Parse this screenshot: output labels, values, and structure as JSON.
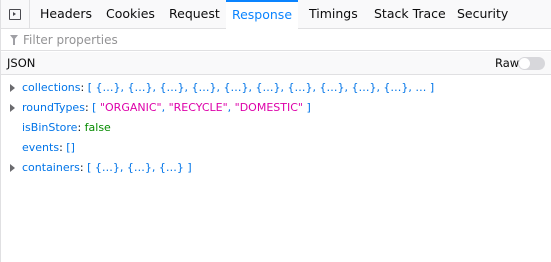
{
  "tabs": [
    {
      "label": "Headers"
    },
    {
      "label": "Cookies"
    },
    {
      "label": "Request"
    },
    {
      "label": "Response",
      "active": true
    },
    {
      "label": "Timings"
    },
    {
      "label": "Stack Trace"
    },
    {
      "label": "Security"
    }
  ],
  "icons": {
    "panel_toggle": "sidebar-toggle-icon",
    "filter": "filter-icon",
    "expand": "triangle-right-icon"
  },
  "colors": {
    "accent": "#0a84ff",
    "key": "#0074e8",
    "string": "#dd00a9",
    "boolean": "#058b00"
  },
  "filter": {
    "placeholder": "Filter properties",
    "value": ""
  },
  "json_section": {
    "title": "JSON",
    "raw_label": "Raw",
    "raw_enabled": false
  },
  "tree": [
    {
      "key": "collections",
      "sep": ":",
      "value": "[ {…}, {…}, {…}, {…}, {…}, {…}, {…}, {…}, {…}, {…}, … ]",
      "expandable": true
    },
    {
      "key": "roundTypes",
      "sep": ":",
      "open": "[ ",
      "items": [
        "\"ORGANIC\"",
        "\"RECYCLE\"",
        "\"DOMESTIC\""
      ],
      "comma": ", ",
      "close": " ]",
      "expandable": true
    },
    {
      "key": "isBinStore",
      "sep": ":",
      "value": "false",
      "expandable": false
    },
    {
      "key": "events",
      "sep": ":",
      "value": "[]",
      "expandable": false
    },
    {
      "key": "containers",
      "sep": ":",
      "value": "[ {…}, {…}, {…} ]",
      "expandable": true
    }
  ]
}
§ §
● **Stated exercise**:
Quote in full the listing given above; the images are to be left out.

● **Response for this exercise**:
Parse this screenshot: output labels, values, and structure as JSON.
{
  "tabs": [
    {
      "label": "Headers"
    },
    {
      "label": "Cookies"
    },
    {
      "label": "Request"
    },
    {
      "label": "Response",
      "active": true
    },
    {
      "label": "Timings"
    },
    {
      "label": "Stack Trace"
    },
    {
      "label": "Security"
    }
  ],
  "icons": {
    "panel_toggle": "sidebar-toggle-icon",
    "filter": "filter-icon",
    "expand": "triangle-right-icon"
  },
  "colors": {
    "accent": "#0a84ff",
    "key": "#0074e8",
    "string": "#dd00a9",
    "boolean": "#058b00"
  },
  "filter": {
    "placeholder": "Filter properties",
    "value": ""
  },
  "json_section": {
    "title": "JSON",
    "raw_label": "Raw",
    "raw_enabled": false
  },
  "tree": [
    {
      "key": "collections",
      "sep": ":",
      "value": "[ {…}, {…}, {…}, {…}, {…}, {…}, {…}, {…}, {…}, {…}, … ]",
      "expandable": true
    },
    {
      "key": "roundTypes",
      "sep": ":",
      "open": "[ ",
      "items": [
        "\"ORGANIC\"",
        "\"RECYCLE\"",
        "\"DOMESTIC\""
      ],
      "comma": ", ",
      "close": " ]",
      "expandable": true
    },
    {
      "key": "isBinStore",
      "sep": ":",
      "value": "false",
      "expandable": false
    },
    {
      "key": "events",
      "sep": ":",
      "value": "[]",
      "expandable": false
    },
    {
      "key": "containers",
      "sep": ":",
      "value": "[ {…}, {…}, {…} ]",
      "expandable": true
    }
  ]
}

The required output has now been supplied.